■ **Problem description**:
All entries are to be given again verbatim.

■ **Information shown**:
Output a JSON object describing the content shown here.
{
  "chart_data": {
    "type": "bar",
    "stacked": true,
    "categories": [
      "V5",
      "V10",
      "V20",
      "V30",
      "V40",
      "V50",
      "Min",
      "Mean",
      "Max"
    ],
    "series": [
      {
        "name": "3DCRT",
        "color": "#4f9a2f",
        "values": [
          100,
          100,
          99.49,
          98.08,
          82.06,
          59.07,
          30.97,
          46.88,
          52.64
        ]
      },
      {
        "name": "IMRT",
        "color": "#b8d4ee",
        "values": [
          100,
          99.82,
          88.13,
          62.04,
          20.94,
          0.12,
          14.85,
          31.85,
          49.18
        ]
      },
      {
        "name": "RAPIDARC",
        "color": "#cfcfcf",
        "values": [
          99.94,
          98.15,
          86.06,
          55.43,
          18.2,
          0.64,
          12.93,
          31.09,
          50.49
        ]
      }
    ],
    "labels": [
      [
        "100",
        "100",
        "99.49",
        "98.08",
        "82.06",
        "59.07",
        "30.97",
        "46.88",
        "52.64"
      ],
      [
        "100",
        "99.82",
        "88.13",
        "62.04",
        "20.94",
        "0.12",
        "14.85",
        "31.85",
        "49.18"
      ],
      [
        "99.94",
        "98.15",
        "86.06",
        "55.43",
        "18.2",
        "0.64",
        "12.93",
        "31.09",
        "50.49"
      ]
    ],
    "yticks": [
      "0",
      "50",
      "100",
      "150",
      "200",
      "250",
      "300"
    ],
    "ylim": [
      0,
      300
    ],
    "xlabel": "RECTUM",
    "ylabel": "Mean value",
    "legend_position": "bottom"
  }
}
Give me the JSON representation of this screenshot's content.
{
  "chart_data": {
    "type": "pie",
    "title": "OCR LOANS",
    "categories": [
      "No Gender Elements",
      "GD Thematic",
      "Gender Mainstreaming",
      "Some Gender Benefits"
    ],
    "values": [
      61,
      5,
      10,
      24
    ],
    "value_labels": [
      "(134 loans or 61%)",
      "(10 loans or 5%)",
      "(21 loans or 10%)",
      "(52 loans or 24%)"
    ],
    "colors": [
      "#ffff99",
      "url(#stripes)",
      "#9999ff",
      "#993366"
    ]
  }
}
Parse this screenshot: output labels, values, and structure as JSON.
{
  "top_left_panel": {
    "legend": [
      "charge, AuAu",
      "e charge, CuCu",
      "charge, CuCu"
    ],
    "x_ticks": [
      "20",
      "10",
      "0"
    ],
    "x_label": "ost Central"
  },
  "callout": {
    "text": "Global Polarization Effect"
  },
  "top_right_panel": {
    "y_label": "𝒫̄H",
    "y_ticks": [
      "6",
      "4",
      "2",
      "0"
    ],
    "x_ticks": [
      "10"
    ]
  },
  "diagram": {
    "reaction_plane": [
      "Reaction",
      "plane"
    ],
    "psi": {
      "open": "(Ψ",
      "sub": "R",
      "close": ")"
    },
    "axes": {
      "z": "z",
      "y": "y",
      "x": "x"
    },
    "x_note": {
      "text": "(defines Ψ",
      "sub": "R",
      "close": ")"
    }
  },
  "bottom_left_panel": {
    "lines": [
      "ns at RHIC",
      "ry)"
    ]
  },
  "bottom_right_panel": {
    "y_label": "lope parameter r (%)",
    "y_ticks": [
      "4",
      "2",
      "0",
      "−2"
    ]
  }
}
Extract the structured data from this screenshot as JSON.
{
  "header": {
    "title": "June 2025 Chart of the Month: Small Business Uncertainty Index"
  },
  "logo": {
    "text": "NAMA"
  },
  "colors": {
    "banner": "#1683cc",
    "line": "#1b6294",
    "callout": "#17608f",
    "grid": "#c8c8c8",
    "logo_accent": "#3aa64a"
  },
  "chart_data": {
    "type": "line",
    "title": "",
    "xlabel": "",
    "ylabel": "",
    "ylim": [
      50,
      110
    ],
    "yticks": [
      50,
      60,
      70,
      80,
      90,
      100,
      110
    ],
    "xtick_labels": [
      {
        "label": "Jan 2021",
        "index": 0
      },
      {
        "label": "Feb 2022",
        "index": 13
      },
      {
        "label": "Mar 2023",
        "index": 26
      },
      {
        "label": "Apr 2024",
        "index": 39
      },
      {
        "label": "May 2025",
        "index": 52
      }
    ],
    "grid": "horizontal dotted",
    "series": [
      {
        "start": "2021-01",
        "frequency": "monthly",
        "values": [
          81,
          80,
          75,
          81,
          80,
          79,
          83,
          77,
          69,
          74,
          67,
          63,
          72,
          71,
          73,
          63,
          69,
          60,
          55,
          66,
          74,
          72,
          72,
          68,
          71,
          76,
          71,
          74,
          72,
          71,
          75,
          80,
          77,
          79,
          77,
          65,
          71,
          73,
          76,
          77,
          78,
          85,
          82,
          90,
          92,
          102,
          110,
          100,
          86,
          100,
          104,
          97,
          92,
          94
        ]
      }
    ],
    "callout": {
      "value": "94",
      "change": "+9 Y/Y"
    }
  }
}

■ **Solution for this exercise**:
Output a JSON object describing the content shown here.
{
  "chart_data": {
    "type": "bar",
    "stacked": true,
    "categories": [
      "V5",
      "V10",
      "V20",
      "V30",
      "V40",
      "V50",
      "Min",
      "Mean",
      "Max"
    ],
    "series": [
      {
        "name": "3DCRT",
        "color": "#4f9a2f",
        "values": [
          100,
          100,
          99.49,
          98.08,
          82.06,
          59.07,
          30.97,
          46.88,
          52.64
        ]
      },
      {
        "name": "IMRT",
        "color": "#b8d4ee",
        "values": [
          100,
          99.82,
          88.13,
          62.04,
          20.94,
          0.12,
          14.85,
          31.85,
          49.18
        ]
      },
      {
        "name": "RAPIDARC",
        "color": "#cfcfcf",
        "values": [
          99.94,
          98.15,
          86.06,
          55.43,
          18.2,
          0.64,
          12.93,
          31.09,
          50.49
        ]
      }
    ],
    "labels": [
      [
        "100",
        "100",
        "99.49",
        "98.08",
        "82.06",
        "59.07",
        "30.97",
        "46.88",
        "52.64"
      ],
      [
        "100",
        "99.82",
        "88.13",
        "62.04",
        "20.94",
        "0.12",
        "14.85",
        "31.85",
        "49.18"
      ],
      [
        "99.94",
        "98.15",
        "86.06",
        "55.43",
        "18.2",
        "0.64",
        "12.93",
        "31.09",
        "50.49"
      ]
    ],
    "yticks": [
      "0",
      "50",
      "100",
      "150",
      "200",
      "250",
      "300"
    ],
    "ylim": [
      0,
      300
    ],
    "xlabel": "RECTUM",
    "ylabel": "Mean value",
    "legend_position": "bottom"
  }
}
Give me the JSON representation of this screenshot's content.
{
  "chart_data": {
    "type": "pie",
    "title": "OCR LOANS",
    "categories": [
      "No Gender Elements",
      "GD Thematic",
      "Gender Mainstreaming",
      "Some Gender Benefits"
    ],
    "values": [
      61,
      5,
      10,
      24
    ],
    "value_labels": [
      "(134 loans or 61%)",
      "(10 loans or 5%)",
      "(21 loans or 10%)",
      "(52 loans or 24%)"
    ],
    "colors": [
      "#ffff99",
      "url(#stripes)",
      "#9999ff",
      "#993366"
    ]
  }
}
Parse this screenshot: output labels, values, and structure as JSON.
{
  "top_left_panel": {
    "legend": [
      "charge, AuAu",
      "e charge, CuCu",
      "charge, CuCu"
    ],
    "x_ticks": [
      "20",
      "10",
      "0"
    ],
    "x_label": "ost Central"
  },
  "callout": {
    "text": "Global Polarization Effect"
  },
  "top_right_panel": {
    "y_label": "𝒫̄H",
    "y_ticks": [
      "6",
      "4",
      "2",
      "0"
    ],
    "x_ticks": [
      "10"
    ]
  },
  "diagram": {
    "reaction_plane": [
      "Reaction",
      "plane"
    ],
    "psi": {
      "open": "(Ψ",
      "sub": "R",
      "close": ")"
    },
    "axes": {
      "z": "z",
      "y": "y",
      "x": "x"
    },
    "x_note": {
      "text": "(defines Ψ",
      "sub": "R",
      "close": ")"
    }
  },
  "bottom_left_panel": {
    "lines": [
      "ns at RHIC",
      "ry)"
    ]
  },
  "bottom_right_panel": {
    "y_label": "lope parameter r (%)",
    "y_ticks": [
      "4",
      "2",
      "0",
      "−2"
    ]
  }
}
Extract the structured data from this screenshot as JSON.
{
  "header": {
    "title": "June 2025 Chart of the Month: Small Business Uncertainty Index"
  },
  "logo": {
    "text": "NAMA"
  },
  "colors": {
    "banner": "#1683cc",
    "line": "#1b6294",
    "callout": "#17608f",
    "grid": "#c8c8c8",
    "logo_accent": "#3aa64a"
  },
  "chart_data": {
    "type": "line",
    "title": "",
    "xlabel": "",
    "ylabel": "",
    "ylim": [
      50,
      110
    ],
    "yticks": [
      50,
      60,
      70,
      80,
      90,
      100,
      110
    ],
    "xtick_labels": [
      {
        "label": "Jan 2021",
        "index": 0
      },
      {
        "label": "Feb 2022",
        "index": 13
      },
      {
        "label": "Mar 2023",
        "index": 26
      },
      {
        "label": "Apr 2024",
        "index": 39
      },
      {
        "label": "May 2025",
        "index": 52
      }
    ],
    "grid": "horizontal dotted",
    "series": [
      {
        "start": "2021-01",
        "frequency": "monthly",
        "values": [
          81,
          80,
          75,
          81,
          80,
          79,
          83,
          77,
          69,
          74,
          67,
          63,
          72,
          71,
          73,
          63,
          69,
          60,
          55,
          66,
          74,
          72,
          72,
          68,
          71,
          76,
          71,
          74,
          72,
          71,
          75,
          80,
          77,
          79,
          77,
          65,
          71,
          73,
          76,
          77,
          78,
          85,
          82,
          90,
          92,
          102,
          110,
          100,
          86,
          100,
          104,
          97,
          92,
          94
        ]
      }
    ],
    "callout": {
      "value": "94",
      "change": "+9 Y/Y"
    }
  }
}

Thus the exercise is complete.